A nadie se le ocurriría cambiar de sitio el altar en una antigua catedral. El lugar donde se ha oficiado miles de veces el misterio de la eucaristía es sagrado. Eso lo sabemos todos, como sabemos que el fútbol tiene algo de religión, que está dominado por fuerzas que se nos escapan, entre ellas, la suerte. Pero hubo un templo donde tuvieron el atrevimiento de trasladar uno de sus espacios sagrados.
El estadio Santiago Bernabéu presentaba un perfecto equilibrio de fuerzas. Los jugadores salían de los vestuarios por el lateral, saludaban en el centro y se iban a preferencia a hacerse la foto y saludar al palco. La división de poderes estaba perfectamente representada: a un lado los banquillos, al otro la presidencia y en el eje perpendicular el pueblo, con los más radicales al sur y los más serios al norte. Estaba bien y funcionó durante décadas.
Hasta que llegó alguien poco respetuoso con el pasado y lo cambió. Osó demoler la cátedra de don Santiago, dejó sin su espacio a los espíritus de quienes ya fallecidos aún presidían los partidos.
○ ○ ○ ○ ○ ○ ○
__Ejercicios propuestos__:
• a. Reproduce la parte del texto sobre el Bernabéu que empieza en «El estadio Santiago» y termina en «presidían los partidos.».
• b. Indica si cada afirmación concuerda con el texto sobre el Bernabéu, respondiendo sí o no y citando literalmente las palabras que lo deciden: (i) Los jugadores salían de los vestuarios por el lateral del estadio. (ii) Los aficionados más radicales se situaban en el norte. (iii) Los banquillos y la presidencia estaban en el mismo lado.
• c. Retoma el texto sobre el Bernabéu y prosíguelo a partir de su última oración.
Los registros no hacen falta para nada de lo que aquí se pide.

__Datos de origen__:
○ ○ ○ ○ ○ ○ ○
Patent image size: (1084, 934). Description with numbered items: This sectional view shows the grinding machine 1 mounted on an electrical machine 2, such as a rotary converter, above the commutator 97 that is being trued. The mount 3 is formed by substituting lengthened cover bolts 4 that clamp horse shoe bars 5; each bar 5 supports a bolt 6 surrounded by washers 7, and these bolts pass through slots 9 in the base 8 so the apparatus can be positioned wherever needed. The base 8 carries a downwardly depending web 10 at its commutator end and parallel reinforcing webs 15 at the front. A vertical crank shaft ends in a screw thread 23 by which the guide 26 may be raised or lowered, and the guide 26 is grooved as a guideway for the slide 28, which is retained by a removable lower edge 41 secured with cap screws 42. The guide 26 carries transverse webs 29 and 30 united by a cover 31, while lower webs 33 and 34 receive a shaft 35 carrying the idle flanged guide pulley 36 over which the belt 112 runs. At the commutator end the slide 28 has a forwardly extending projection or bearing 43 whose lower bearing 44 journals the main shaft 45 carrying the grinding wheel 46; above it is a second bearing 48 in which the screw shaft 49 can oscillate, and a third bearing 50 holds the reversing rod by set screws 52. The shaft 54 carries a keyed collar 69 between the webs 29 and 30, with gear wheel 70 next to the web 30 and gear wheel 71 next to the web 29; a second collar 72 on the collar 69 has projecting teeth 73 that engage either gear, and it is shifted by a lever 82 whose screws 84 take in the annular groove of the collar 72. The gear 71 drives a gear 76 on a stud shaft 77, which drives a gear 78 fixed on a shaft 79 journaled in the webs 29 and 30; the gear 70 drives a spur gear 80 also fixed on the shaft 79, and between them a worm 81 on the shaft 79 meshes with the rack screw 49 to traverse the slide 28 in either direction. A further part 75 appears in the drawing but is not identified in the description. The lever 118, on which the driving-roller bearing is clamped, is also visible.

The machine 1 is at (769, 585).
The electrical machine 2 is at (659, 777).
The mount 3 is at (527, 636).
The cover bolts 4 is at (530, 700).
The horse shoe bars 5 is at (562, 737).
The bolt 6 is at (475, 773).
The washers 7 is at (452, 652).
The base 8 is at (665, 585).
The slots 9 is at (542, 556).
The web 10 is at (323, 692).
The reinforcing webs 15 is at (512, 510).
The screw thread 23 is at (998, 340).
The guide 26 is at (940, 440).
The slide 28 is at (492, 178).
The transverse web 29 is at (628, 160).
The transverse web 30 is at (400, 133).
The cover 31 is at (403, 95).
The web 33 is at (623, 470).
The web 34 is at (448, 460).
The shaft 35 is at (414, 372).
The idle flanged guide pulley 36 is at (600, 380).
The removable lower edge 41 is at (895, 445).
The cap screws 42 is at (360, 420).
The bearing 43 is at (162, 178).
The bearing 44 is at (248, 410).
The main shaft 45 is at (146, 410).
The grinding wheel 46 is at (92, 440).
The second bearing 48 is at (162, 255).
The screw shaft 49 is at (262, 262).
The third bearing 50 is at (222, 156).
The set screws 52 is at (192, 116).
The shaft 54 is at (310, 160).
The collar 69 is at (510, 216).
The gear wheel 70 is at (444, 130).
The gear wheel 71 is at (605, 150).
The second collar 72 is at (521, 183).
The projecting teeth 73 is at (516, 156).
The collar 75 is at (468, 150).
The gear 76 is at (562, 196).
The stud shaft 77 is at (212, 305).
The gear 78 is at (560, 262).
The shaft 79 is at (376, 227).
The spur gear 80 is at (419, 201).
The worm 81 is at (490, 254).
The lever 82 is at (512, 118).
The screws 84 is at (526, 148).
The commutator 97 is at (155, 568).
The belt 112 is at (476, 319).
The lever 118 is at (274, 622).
○ ○ ○ ○ ○ ○ ○
__Respuestas__:
• a.
El estadio Santiago Bernabéu presentaba un perfecto equilibrio de fuerzas. Los jugadores salían de los vestuarios por el lateral, saludaban en el centro y se iban a preferencia a hacerse la foto y saludar al palco. La división de poderes estaba perfectamente representada: a un lado los banquillos, al otro la presidencia y en el eje perpendicular el pueblo, con los más radicales al sur y los más serios al norte. Estaba bien y funcionó durante décadas.
Hasta que llegó alguien poco respetuoso con el pasado y lo cambió. Osó demoler la cátedra de don Santiago, dejó sin su espacio a los espíritus de quienes ya fallecidos aún presidían los partidos.

• b.
(i) Sí: «Los jugadores salían de los vestuarios por el lateral».
(ii) No: «con los más radicales al sur y los más serios al norte».
(iii) No: «a un lado los banquillos, al otro la presidencia».

• c.
Lo que ocurrió despues ya lo sabemos: ese año perdió la final de la Copa del Rey, hizo la peor segunda vuelta de la Liga de su historia; y los dos siguientes no ha ganado nada. El presidente que lo hizo tuvo que dimitir pese a haber ganado las elecciones con un noventa por ciento de los votos y el que lo sustituyó (que era de su junta directiva) duró 57 días.
Puede que todo esto no sean más que chaladuras, pero no me quedaré tranquilo hasta que el Madrid gane su tercera liga seguida, porque ganar una lo puede hacer cualquiera en un buen año.